◆ INFORMATION PROVIDED
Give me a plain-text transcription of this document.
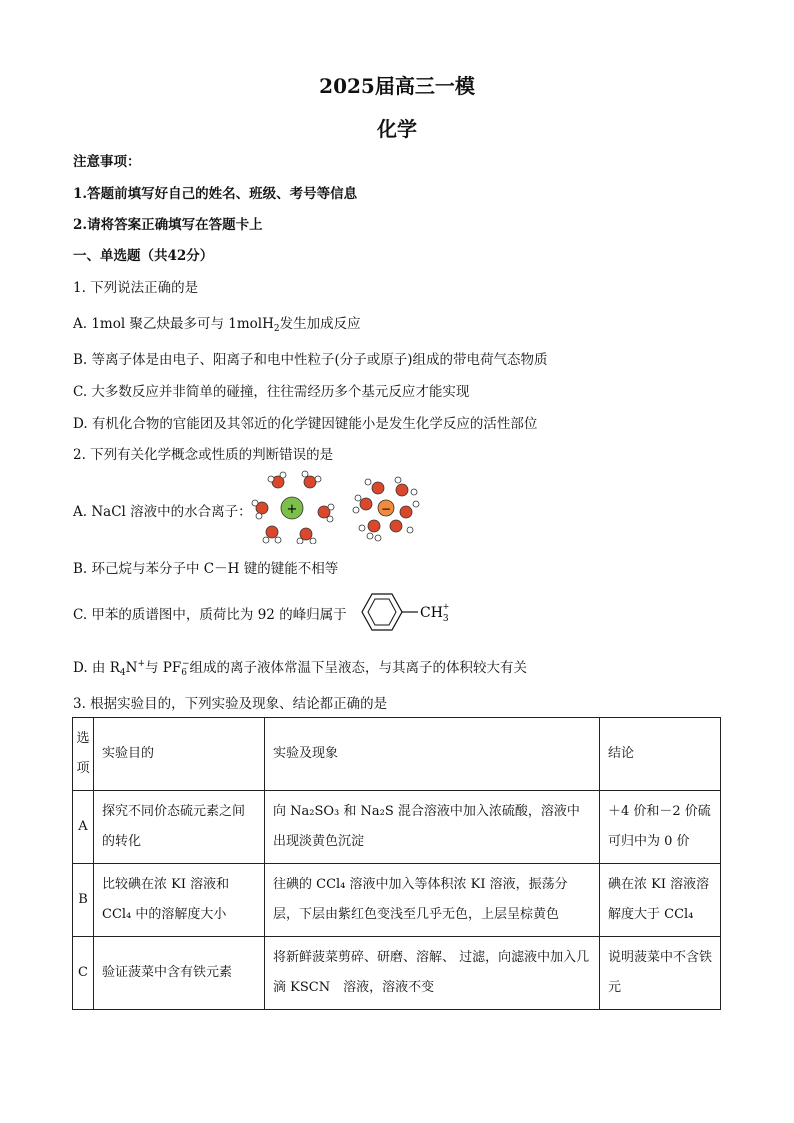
2025届高三一模
化学
注意事项：
1.答题前填写好自己的姓名、班级、考号等信息
2.请将答案正确填写在答题卡上
一、单选题（共42分）
1. 下列说法正确的是
A. 1mol 聚乙炔最多可与 1molH$_2$发生加成反应
B. 等离子体是由电子、阳离子和电中性粒子(分子或原子)组成的带电荷气态物质
C. 大多数反应并非简单的碰撞，往往需经历多个基元反应才能实现
D. 有机化合物的官能团及其邻近的化学键因键能小是发生化学反应的活性部位
2. 下列有关化学概念或性质的判断错误的是
A. NaCl 溶液中的水合离子：	+	−
B. 环己烷与苯分子中 C－H 键的键能不相等
C. 甲苯的质谱图中，质荷比为 92 的峰归属于	$CH_3+$
D. 由 $R_4N^+$与 $PF_6^-$组成的离子液体常温下呈液态，与其离子的体积较大有关
3. 根据实验目的，下列实验及现象、结论都正确的是
选项	实验目的	实验及现象	结论
A	探究不同价态硫元素之间的转化	向 Na₂SO₃ 和 Na₂S 混合溶液中加入浓硫酸，溶液中出现淡黄色沉淀	＋4 价和－2 价硫可归中为 0 价
B	比较碘在浓 KI 溶液和 CCl₄ 中的溶解度大小	往碘的 CCl₄ 溶液中加入等体积浓 KI 溶液，振荡分层，下层由紫红色变浅至几乎无色，上层呈棕黄色	碘在浓 KI 溶液溶解度大于 CCl₄
C	验证菠菜中含有铁元素	将新鲜菠菜剪碎、研磨、溶解、 过滤，向滤液中加入几滴 KSCN　溶液，溶液不变	说明菠菜中不含铁元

◆ WORK TO DO
Will you set down the records word for word while leaving out every picture?

◆ FINISHED TASK
Give me a plain-text transcription of this document.
2025届高三一模
化学
注意事项：
1.答题前填写好自己的姓名、班级、考号等信息
2.请将答案正确填写在答题卡上
一、单选题（共42分）
1. 下列说法正确的是
A. 1mol 聚乙炔最多可与 1molH$_2$发生加成反应
B. 等离子体是由电子、阳离子和电中性粒子(分子或原子)组成的带电荷气态物质
C. 大多数反应并非简单的碰撞，往往需经历多个基元反应才能实现
D. 有机化合物的官能团及其邻近的化学键因键能小是发生化学反应的活性部位
2. 下列有关化学概念或性质的判断错误的是
A. NaCl 溶液中的水合离子：	+	−
B. 环己烷与苯分子中 C－H 键的键能不相等
C. 甲苯的质谱图中，质荷比为 92 的峰归属于	$CH_3+$
D. 由 $R_4N^+$与 $PF_6^-$组成的离子液体常温下呈液态，与其离子的体积较大有关
3. 根据实验目的，下列实验及现象、结论都正确的是
选项	实验目的	实验及现象	结论
A	探究不同价态硫元素之间的转化	向 Na₂SO₃ 和 Na₂S 混合溶液中加入浓硫酸，溶液中出现淡黄色沉淀	＋4 价和－2 价硫可归中为 0 价
B	比较碘在浓 KI 溶液和 CCl₄ 中的溶解度大小	往碘的 CCl₄ 溶液中加入等体积浓 KI 溶液，振荡分层，下层由紫红色变浅至几乎无色，上层呈棕黄色	碘在浓 KI 溶液溶解度大于 CCl₄
C	验证菠菜中含有铁元素	将新鲜菠菜剪碎、研磨、溶解、 过滤，向滤液中加入几滴 KSCN　溶液，溶液不变	说明菠菜中不含铁元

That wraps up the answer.